**Instructions to follow:** Among the records below, find each line that includes the string "this" and copy it.

**Supplied material:**
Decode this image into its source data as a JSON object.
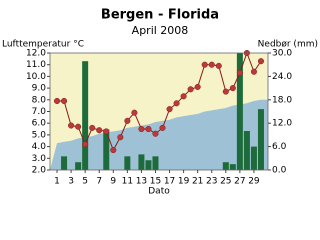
{
  "chart_data": {
    "type": "combo",
    "title": "Bergen - Florida",
    "subtitle": "April 2008",
    "ylabel": "Lufttemperatur °C",
    "y2label": "Nedbør (mm)",
    "xlabel": "Dato",
    "x": [
      1,
      2,
      3,
      4,
      5,
      6,
      7,
      8,
      9,
      10,
      11,
      12,
      13,
      14,
      15,
      16,
      17,
      18,
      19,
      20,
      21,
      22,
      23,
      24,
      25,
      26,
      27,
      28,
      29,
      30
    ],
    "xlim": [
      0,
      31
    ],
    "xticks": [
      1,
      3,
      5,
      7,
      9,
      11,
      13,
      15,
      17,
      19,
      21,
      23,
      25,
      27,
      29
    ],
    "ylim": [
      2,
      12
    ],
    "yticks": [
      {
        "value": 2,
        "label": "2.0"
      },
      {
        "value": 3,
        "label": "3.0"
      },
      {
        "value": 4,
        "label": "4.0"
      },
      {
        "value": 5,
        "label": "5.0"
      },
      {
        "value": 6,
        "label": "6.0"
      },
      {
        "value": 7,
        "label": "7.0"
      },
      {
        "value": 8,
        "label": "8.0"
      },
      {
        "value": 9,
        "label": "9.0"
      },
      {
        "value": 10,
        "label": "10.0"
      },
      {
        "value": 11,
        "label": "11.0"
      },
      {
        "value": 12,
        "label": "12.0"
      }
    ],
    "y2lim": [
      0,
      30
    ],
    "y2ticks": [
      {
        "value": 0,
        "label": "0.0"
      },
      {
        "value": 6,
        "label": "6.0"
      },
      {
        "value": 12,
        "label": "12.0"
      },
      {
        "value": 18,
        "label": "18.0"
      },
      {
        "value": 24,
        "label": "24.0"
      },
      {
        "value": 30,
        "label": "30.0"
      }
    ],
    "background": "#f6f3c9",
    "series": [
      {
        "type": "area",
        "color": "#9fc1d6",
        "values": [
          4.3,
          4.4,
          4.5,
          4.7,
          4.8,
          4.9,
          5.1,
          5.2,
          5.3,
          5.4,
          5.6,
          5.7,
          5.8,
          5.9,
          6.1,
          6.2,
          6.3,
          6.5,
          6.6,
          6.7,
          6.8,
          7.0,
          7.1,
          7.2,
          7.3,
          7.5,
          7.6,
          7.7,
          7.9,
          8.0
        ]
      },
      {
        "type": "bar",
        "axis": "y2",
        "color": "#1d6b3a",
        "values": [
          0,
          3.5,
          0,
          2.0,
          27.9,
          0,
          0,
          10.4,
          0,
          0,
          3.5,
          0,
          4.0,
          2.5,
          3.5,
          0,
          0,
          0,
          0,
          0,
          0,
          0,
          0,
          0,
          2.0,
          1.5,
          30,
          10,
          6.0,
          15.6
        ]
      },
      {
        "type": "line",
        "color": "#8b1a1a",
        "marker": "#b83a3a",
        "values": [
          7.9,
          7.9,
          5.8,
          5.7,
          4.2,
          5.6,
          5.4,
          5.3,
          3.7,
          4.8,
          6.2,
          6.9,
          5.5,
          5.5,
          5.1,
          5.6,
          7.2,
          7.7,
          8.3,
          8.9,
          9.1,
          11.0,
          11.0,
          10.9,
          8.7,
          9.0,
          10.3,
          12.0,
          10.4,
          11.3
        ]
      }
    ]
  }
}
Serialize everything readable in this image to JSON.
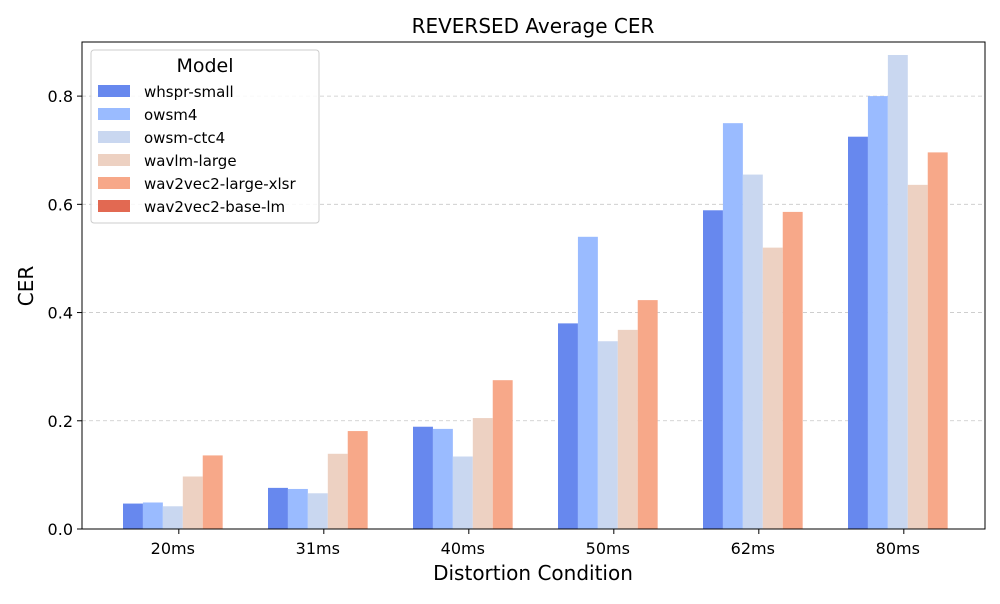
{
  "chart_data": {
    "type": "bar",
    "title": "REVERSED Average CER",
    "xlabel": "Distortion Condition",
    "ylabel": "CER",
    "ylim": [
      0,
      0.9
    ],
    "yticks": [
      0.0,
      0.2,
      0.4,
      0.6,
      0.8
    ],
    "ytick_labels": [
      "0.0",
      "0.2",
      "0.4",
      "0.6",
      "0.8"
    ],
    "grid": "y-dashed",
    "categories": [
      "20ms",
      "31ms",
      "40ms",
      "50ms",
      "62ms",
      "80ms"
    ],
    "legend": {
      "title": "Model",
      "placement": "upper-left"
    },
    "series": [
      {
        "name": "whspr-small",
        "color": "#6788ee",
        "values": [
          0.047,
          0.076,
          0.189,
          0.38,
          0.589,
          0.725
        ]
      },
      {
        "name": "owsm4",
        "color": "#9abbff",
        "values": [
          0.049,
          0.074,
          0.185,
          0.54,
          0.75,
          0.8
        ]
      },
      {
        "name": "owsm-ctc4",
        "color": "#c9d7f0",
        "values": [
          0.042,
          0.066,
          0.134,
          0.347,
          0.655,
          0.876
        ]
      },
      {
        "name": "wavlm-large",
        "color": "#edd1c2",
        "values": [
          0.097,
          0.139,
          0.205,
          0.368,
          0.52,
          0.636
        ]
      },
      {
        "name": "wav2vec2-large-xlsr",
        "color": "#f7a889",
        "values": [
          0.136,
          0.181,
          0.275,
          0.423,
          0.586,
          0.696
        ]
      },
      {
        "name": "wav2vec2-base-lm",
        "color": "#e26952",
        "values": [
          0,
          0,
          0,
          0,
          0,
          0
        ]
      }
    ]
  }
}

**Answer in full:**
Decode this image into its source data as a JSON object.
Serialize everything readable in this image to JSON.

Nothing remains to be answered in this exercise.